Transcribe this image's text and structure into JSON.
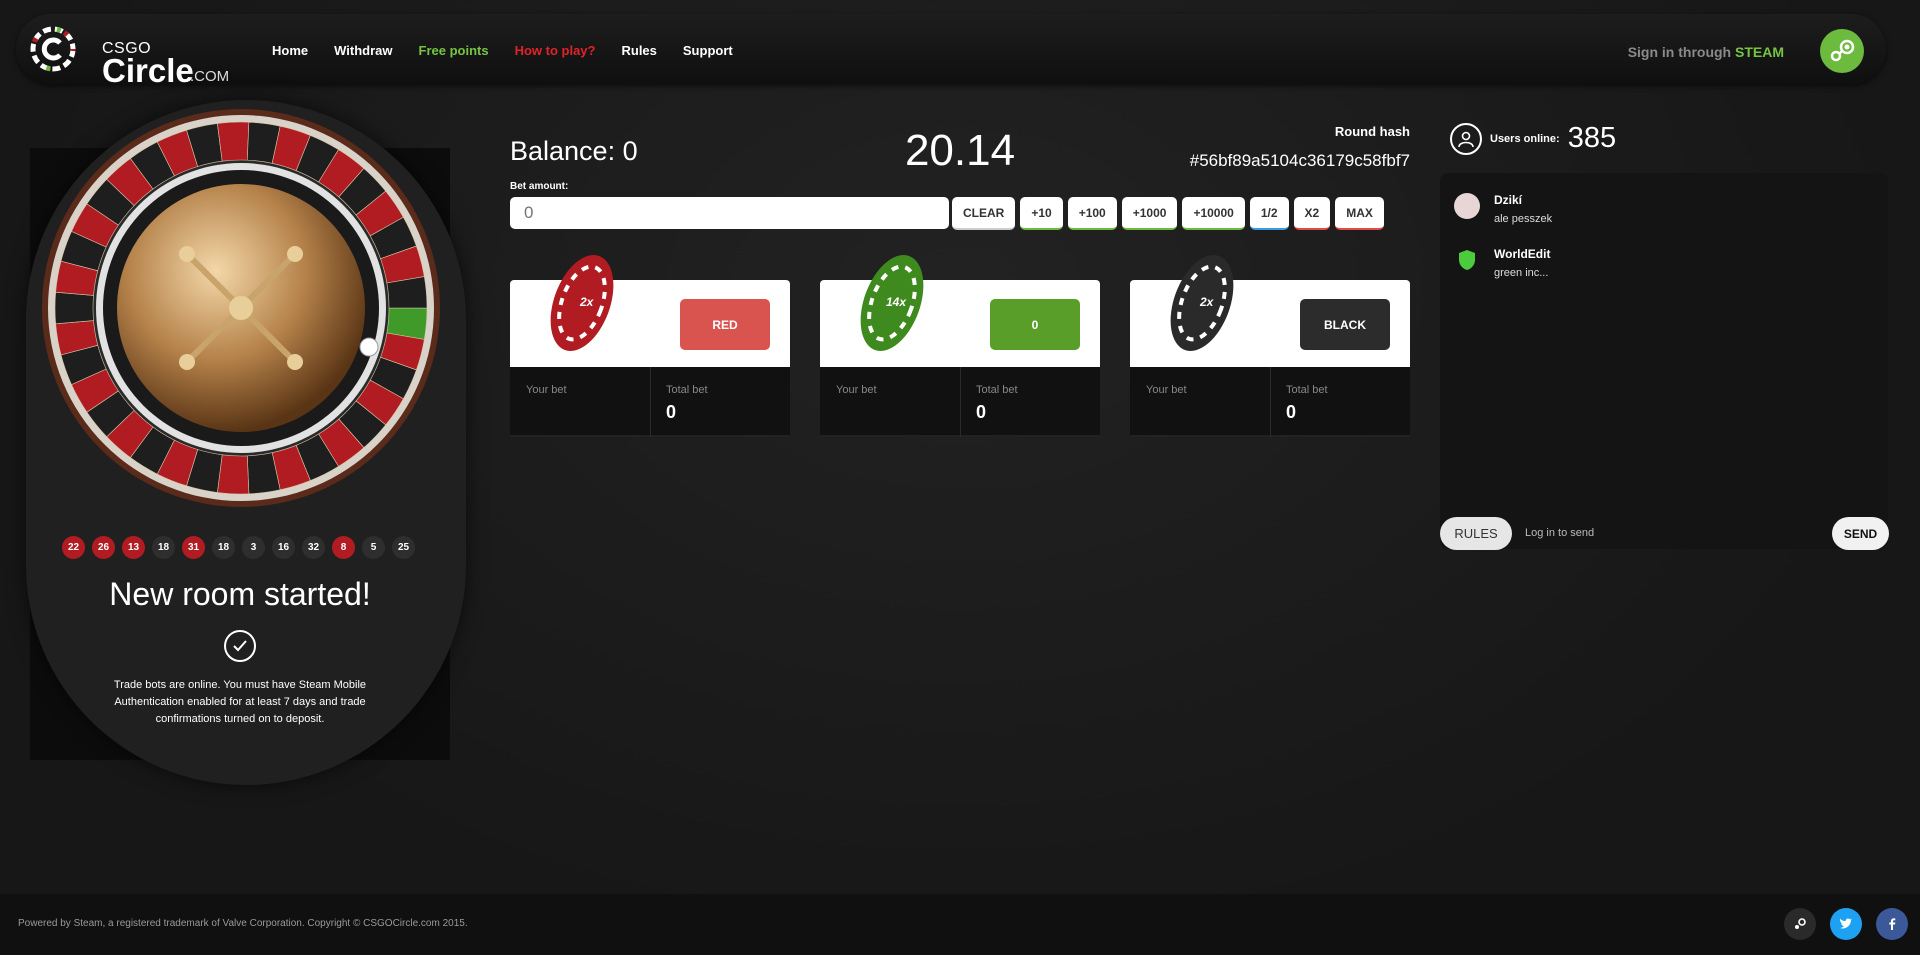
{
  "header": {
    "logo_small": "CSGO",
    "logo_big": "Circle",
    "logo_suffix": ".COM",
    "nav": [
      {
        "label": "Home"
      },
      {
        "label": "Withdraw"
      },
      {
        "label": "Free points"
      },
      {
        "label": "How to play?"
      },
      {
        "label": "Rules"
      },
      {
        "label": "Support"
      }
    ],
    "signin_prefix": "Sign in through",
    "signin_steam": "STEAM",
    "accent_green": "#76c442",
    "accent_red": "#e0232a"
  },
  "roulette": {
    "history": [
      {
        "n": "22",
        "color": "red"
      },
      {
        "n": "26",
        "color": "red"
      },
      {
        "n": "13",
        "color": "red"
      },
      {
        "n": "18",
        "color": "black"
      },
      {
        "n": "31",
        "color": "red"
      },
      {
        "n": "18",
        "color": "black"
      },
      {
        "n": "3",
        "color": "black"
      },
      {
        "n": "16",
        "color": "black"
      },
      {
        "n": "32",
        "color": "black"
      },
      {
        "n": "8",
        "color": "red"
      },
      {
        "n": "5",
        "color": "black"
      },
      {
        "n": "25",
        "color": "black"
      }
    ],
    "room_title": "New room started!",
    "room_message": "Trade bots are online. You must have Steam Mobile Authentication enabled for at least 7 days and trade confirmations turned on to deposit."
  },
  "betting": {
    "balance_label": "Balance: 0",
    "timer": "20.14",
    "round_hash_label": "Round hash",
    "round_hash": "#56bf89a5104c36179c58fbf7",
    "bet_amount_label": "Bet amount:",
    "bet_placeholder": "0",
    "buttons": [
      "CLEAR",
      "+10",
      "+100",
      "+1000",
      "+10000",
      "1/2",
      "X2",
      "MAX"
    ],
    "cards": [
      {
        "multiplier": "2x",
        "button": "RED",
        "color": "#d9534f",
        "your_bet_label": "Your bet",
        "total_bet_label": "Total bet",
        "total_bet": "0"
      },
      {
        "multiplier": "14x",
        "button": "0",
        "color": "#5a9e2a",
        "your_bet_label": "Your bet",
        "total_bet_label": "Total bet",
        "total_bet": "0"
      },
      {
        "multiplier": "2x",
        "button": "BLACK",
        "color": "#2c2c2c",
        "your_bet_label": "Your bet",
        "total_bet_label": "Total bet",
        "total_bet": "0"
      }
    ]
  },
  "chat": {
    "users_online_label": "Users online:",
    "users_online": "385",
    "messages": [
      {
        "name": "Dzikí",
        "text": "ale pesszek"
      },
      {
        "name": "WorldEdit",
        "text": "green inc..."
      }
    ],
    "rules_label": "RULES",
    "login_hint": "Log in to send",
    "send_label": "SEND"
  },
  "footer": {
    "text": "Powered by Steam, a registered trademark of Valve Corporation. Copyright © CSGOCircle.com 2015.",
    "social": [
      {
        "icon": "steam-icon",
        "color": "#2a2a2a"
      },
      {
        "icon": "twitter-icon",
        "color": "#1da1f2"
      },
      {
        "icon": "facebook-icon",
        "color": "#3b5998"
      }
    ]
  }
}
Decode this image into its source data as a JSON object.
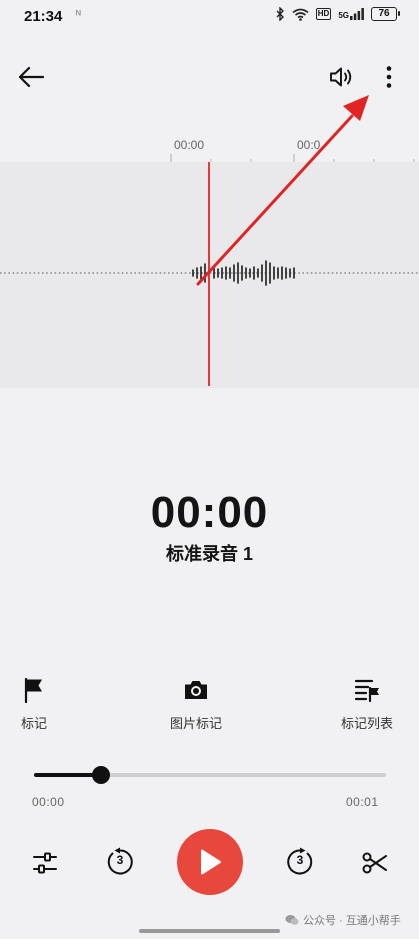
{
  "status_bar": {
    "time": "21:34",
    "notification": "ᴺ",
    "hd_label": "HD",
    "signal_label": "5G",
    "battery_level": "76"
  },
  "timeline": {
    "tick_labels": [
      "00:00",
      "00:0"
    ]
  },
  "recording": {
    "elapsed": "00:00",
    "name": "标准录音 1"
  },
  "tools": {
    "mark_label": "标记",
    "photo_mark_label": "图片标记",
    "mark_list_label": "标记列表"
  },
  "progress": {
    "current": "00:00",
    "total": "00:01",
    "fraction": 0.19
  },
  "controls": {
    "rewind_seconds": "3",
    "forward_seconds": "3"
  },
  "watermark": {
    "text": "公众号 · 互通小帮手"
  },
  "colors": {
    "accent": "#e8473b",
    "playhead": "#e53935",
    "arrow": "#e02424",
    "background": "#f1f1f3"
  }
}
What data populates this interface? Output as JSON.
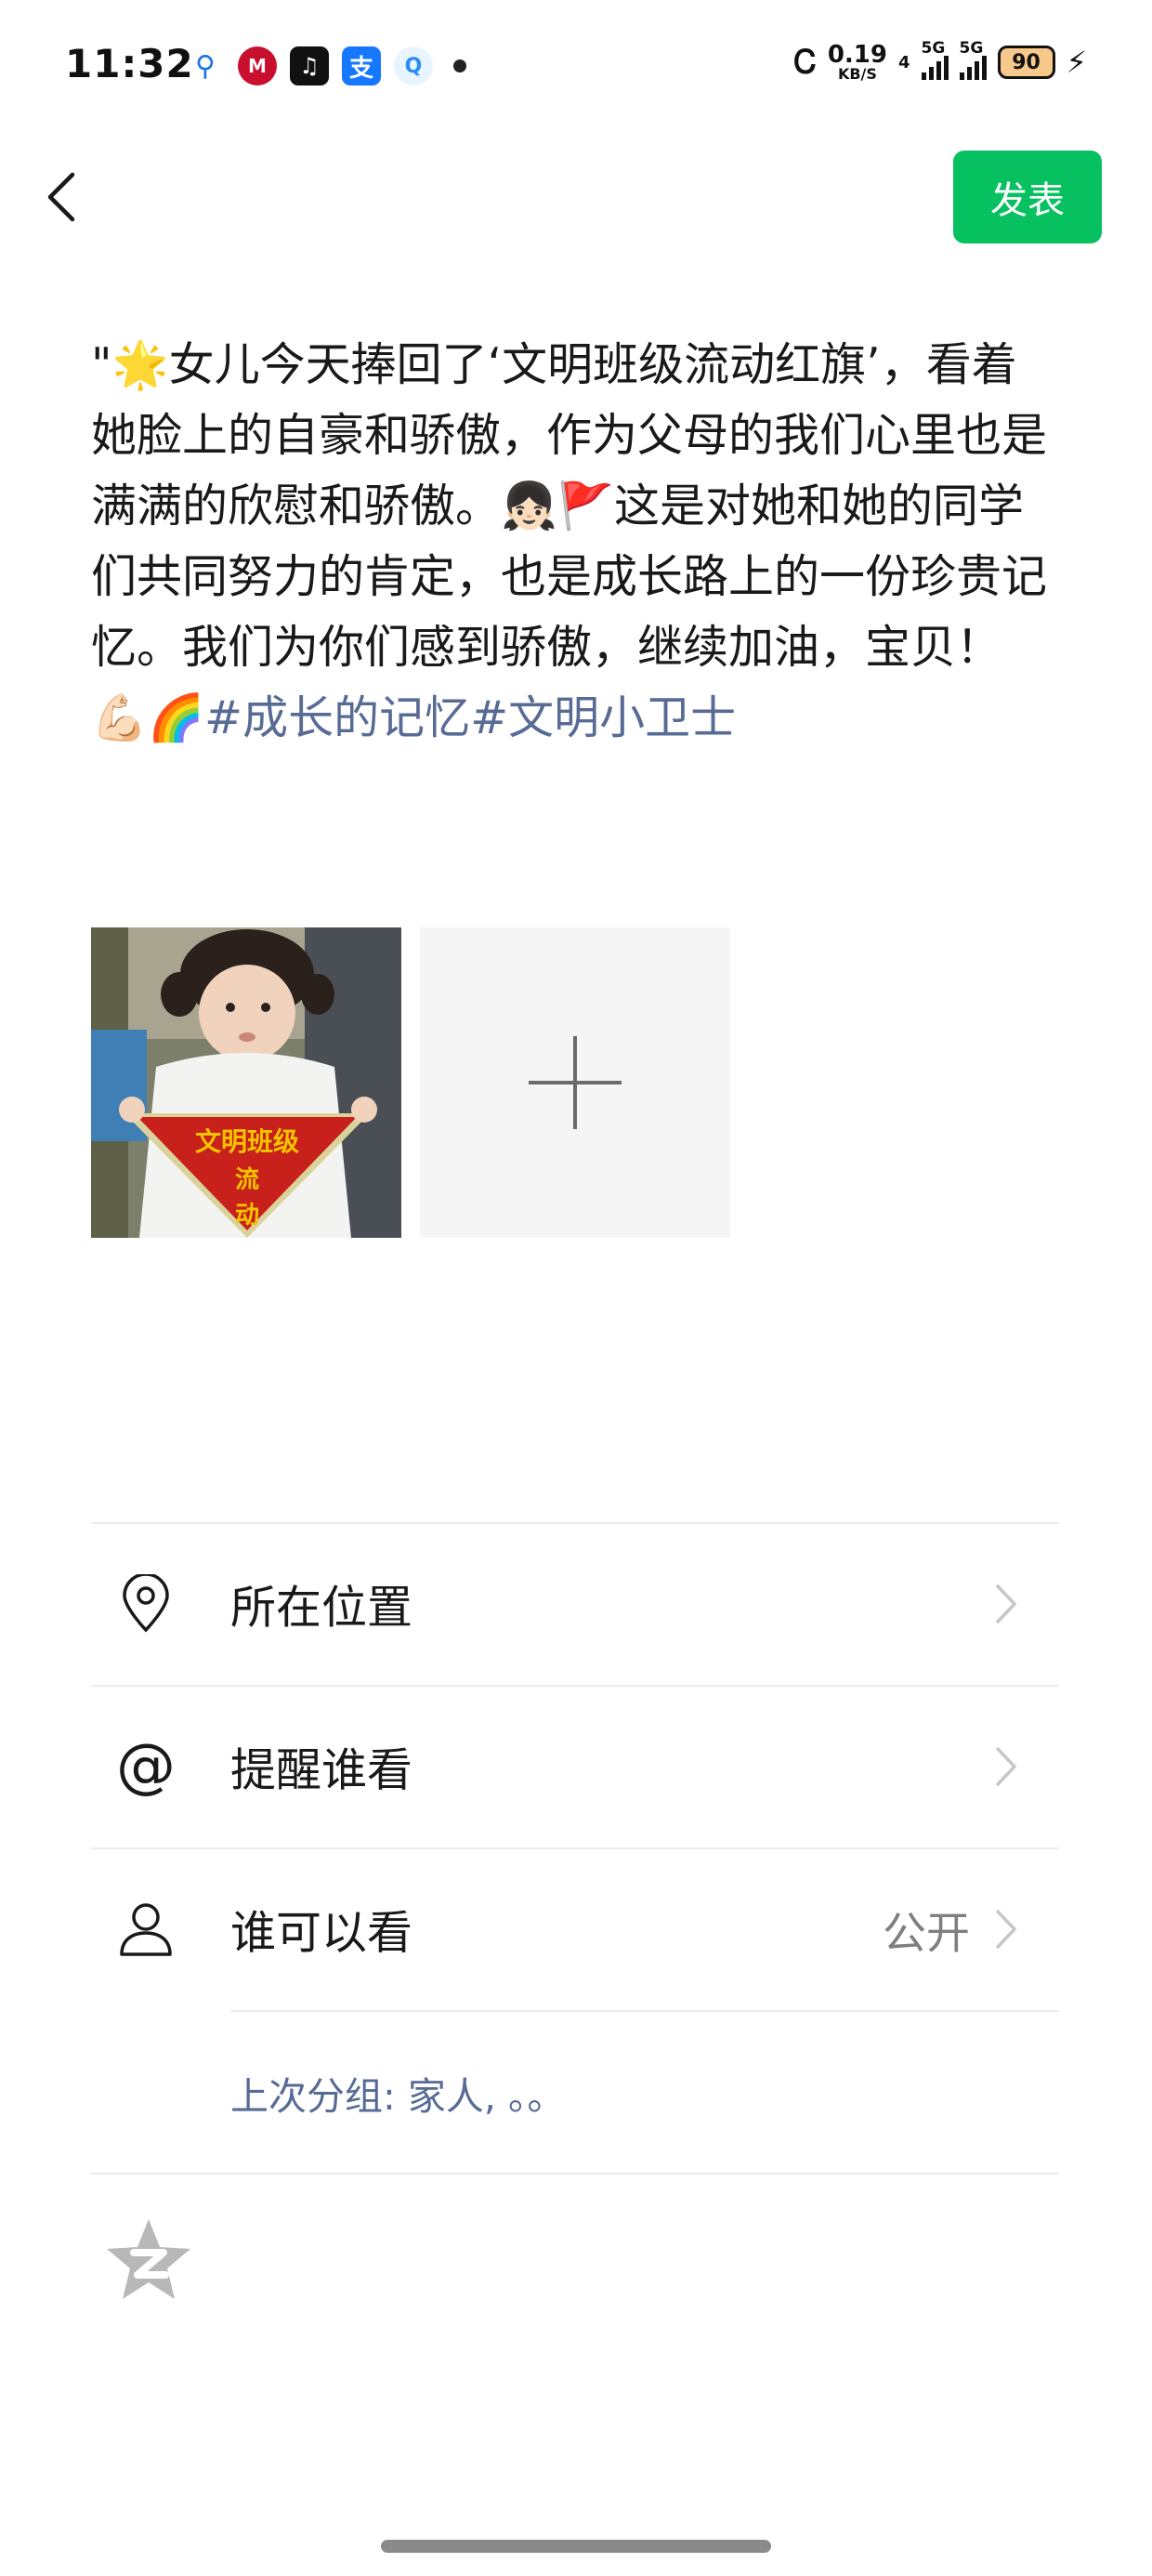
{
  "status_bar": {
    "time": "11:32",
    "app_icons": [
      "search-icon",
      "bank-icon",
      "tiktok-icon",
      "alipay-icon",
      "qq-browser-icon"
    ],
    "bluetooth": "bluetooth-icon",
    "net_speed_value": "0.19",
    "net_speed_unit": "KB/S",
    "sim1_label": "5G",
    "sim2_label": "5G",
    "wifi_label": "4",
    "battery_level": "90",
    "charging": "charging-icon"
  },
  "header": {
    "back_icon": "back-chevron-icon",
    "publish_label": "发表"
  },
  "post": {
    "text_parts": {
      "p1": "\"",
      "emoji_star": "🌟",
      "p2": "女儿今天捧回了‘文明班级流动红旗’，看着她脸上的自豪和骄傲，作为父母的我们心里也是满满的欣慰和骄傲。",
      "emoji_girl": "👧🏻",
      "emoji_flag": "🚩",
      "p3": "这是对她和她的同学们共同努力的肯定，也是成长路上的一份珍贵记忆。我们为你们感到骄傲，继续加油，宝贝！",
      "emoji_arm": "💪🏻",
      "emoji_rainbow": "🌈",
      "hashtag1": "#成长的记忆",
      "hashtag2": "#文明小卫士"
    }
  },
  "photos": {
    "image_1_caption": "文明班级流动红旗",
    "banner_text_lines": [
      "文明班级",
      "流",
      "动"
    ],
    "add_photo_icon": "plus-icon"
  },
  "options": {
    "location_label": "所在位置",
    "mention_label": "提醒谁看",
    "visibility_label": "谁可以看",
    "visibility_value": "公开",
    "last_group_text": "上次分组: 家人, 。。"
  },
  "colors": {
    "accent_green": "#07c160",
    "link_blue": "#576b95",
    "secondary_gray": "#7f7f7f"
  }
}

WORK TO COMPLETE:
Without the pictures, print the records in full, exactly as they appear.

TASK ANSWER:
Transcribe this image's text and structure into JSON.
{
  "header": {
    "logo_small": "CSGO",
    "logo_big": "Circle",
    "logo_suffix": ".COM",
    "nav": [
      {
        "label": "Home"
      },
      {
        "label": "Withdraw"
      },
      {
        "label": "Free points"
      },
      {
        "label": "How to play?"
      },
      {
        "label": "Rules"
      },
      {
        "label": "Support"
      }
    ],
    "signin_prefix": "Sign in through",
    "signin_steam": "STEAM",
    "accent_green": "#76c442",
    "accent_red": "#e0232a"
  },
  "roulette": {
    "history": [
      {
        "n": "22",
        "color": "red"
      },
      {
        "n": "26",
        "color": "red"
      },
      {
        "n": "13",
        "color": "red"
      },
      {
        "n": "18",
        "color": "black"
      },
      {
        "n": "31",
        "color": "red"
      },
      {
        "n": "18",
        "color": "black"
      },
      {
        "n": "3",
        "color": "black"
      },
      {
        "n": "16",
        "color": "black"
      },
      {
        "n": "32",
        "color": "black"
      },
      {
        "n": "8",
        "color": "red"
      },
      {
        "n": "5",
        "color": "black"
      },
      {
        "n": "25",
        "color": "black"
      }
    ],
    "room_title": "New room started!",
    "room_message": "Trade bots are online. You must have Steam Mobile Authentication enabled for at least 7 days and trade confirmations turned on to deposit."
  },
  "betting": {
    "balance_label": "Balance: 0",
    "timer": "20.14",
    "round_hash_label": "Round hash",
    "round_hash": "#56bf89a5104c36179c58fbf7",
    "bet_amount_label": "Bet amount:",
    "bet_placeholder": "0",
    "buttons": [
      "CLEAR",
      "+10",
      "+100",
      "+1000",
      "+10000",
      "1/2",
      "X2",
      "MAX"
    ],
    "cards": [
      {
        "multiplier": "2x",
        "button": "RED",
        "color": "#d9534f",
        "your_bet_label": "Your bet",
        "total_bet_label": "Total bet",
        "total_bet": "0"
      },
      {
        "multiplier": "14x",
        "button": "0",
        "color": "#5a9e2a",
        "your_bet_label": "Your bet",
        "total_bet_label": "Total bet",
        "total_bet": "0"
      },
      {
        "multiplier": "2x",
        "button": "BLACK",
        "color": "#2c2c2c",
        "your_bet_label": "Your bet",
        "total_bet_label": "Total bet",
        "total_bet": "0"
      }
    ]
  },
  "chat": {
    "users_online_label": "Users online:",
    "users_online": "385",
    "messages": [
      {
        "name": "Dzikí",
        "text": "ale pesszek"
      },
      {
        "name": "WorldEdit",
        "text": "green inc..."
      }
    ],
    "rules_label": "RULES",
    "login_hint": "Log in to send",
    "send_label": "SEND"
  },
  "footer": {
    "text": "Powered by Steam, a registered trademark of Valve Corporation. Copyright © CSGOCircle.com 2015.",
    "social": [
      {
        "icon": "steam-icon",
        "color": "#2a2a2a"
      },
      {
        "icon": "twitter-icon",
        "color": "#1da1f2"
      },
      {
        "icon": "facebook-icon",
        "color": "#3b5998"
      }
    ]
  }
}
Decode this image into its source data as a JSON object.
{
  "status_bar": {
    "time": "21:34",
    "notification": "ᴺ",
    "hd_label": "HD",
    "signal_label": "5G",
    "battery_level": "76"
  },
  "timeline": {
    "tick_labels": [
      "00:00",
      "00:0"
    ]
  },
  "recording": {
    "elapsed": "00:00",
    "name": "标准录音 1"
  },
  "tools": {
    "mark_label": "标记",
    "photo_mark_label": "图片标记",
    "mark_list_label": "标记列表"
  },
  "progress": {
    "current": "00:00",
    "total": "00:01",
    "fraction": 0.19
  },
  "controls": {
    "rewind_seconds": "3",
    "forward_seconds": "3"
  },
  "watermark": {
    "text": "公众号 · 互通小帮手"
  },
  "colors": {
    "accent": "#e8473b",
    "playhead": "#e53935",
    "arrow": "#e02424",
    "background": "#f1f1f3"
  }
}
What data populates this interface? Output as JSON.
{
  "status_bar": {
    "time": "11:32",
    "app_icons": [
      "search-icon",
      "bank-icon",
      "tiktok-icon",
      "alipay-icon",
      "qq-browser-icon"
    ],
    "bluetooth": "bluetooth-icon",
    "net_speed_value": "0.19",
    "net_speed_unit": "KB/S",
    "sim1_label": "5G",
    "sim2_label": "5G",
    "wifi_label": "4",
    "battery_level": "90",
    "charging": "charging-icon"
  },
  "header": {
    "back_icon": "back-chevron-icon",
    "publish_label": "发表"
  },
  "post": {
    "text_parts": {
      "p1": "\"",
      "emoji_star": "🌟",
      "p2": "女儿今天捧回了‘文明班级流动红旗’，看着她脸上的自豪和骄傲，作为父母的我们心里也是满满的欣慰和骄傲。",
      "emoji_girl": "👧🏻",
      "emoji_flag": "🚩",
      "p3": "这是对她和她的同学们共同努力的肯定，也是成长路上的一份珍贵记忆。我们为你们感到骄傲，继续加油，宝贝！",
      "emoji_arm": "💪🏻",
      "emoji_rainbow": "🌈",
      "hashtag1": "#成长的记忆",
      "hashtag2": "#文明小卫士"
    }
  },
  "photos": {
    "image_1_caption": "文明班级流动红旗",
    "banner_text_lines": [
      "文明班级",
      "流",
      "动"
    ],
    "add_photo_icon": "plus-icon"
  },
  "options": {
    "location_label": "所在位置",
    "mention_label": "提醒谁看",
    "visibility_label": "谁可以看",
    "visibility_value": "公开",
    "last_group_text": "上次分组: 家人, 。。"
  },
  "colors": {
    "accent_green": "#07c160",
    "link_blue": "#576b95",
    "secondary_gray": "#7f7f7f"
  }
}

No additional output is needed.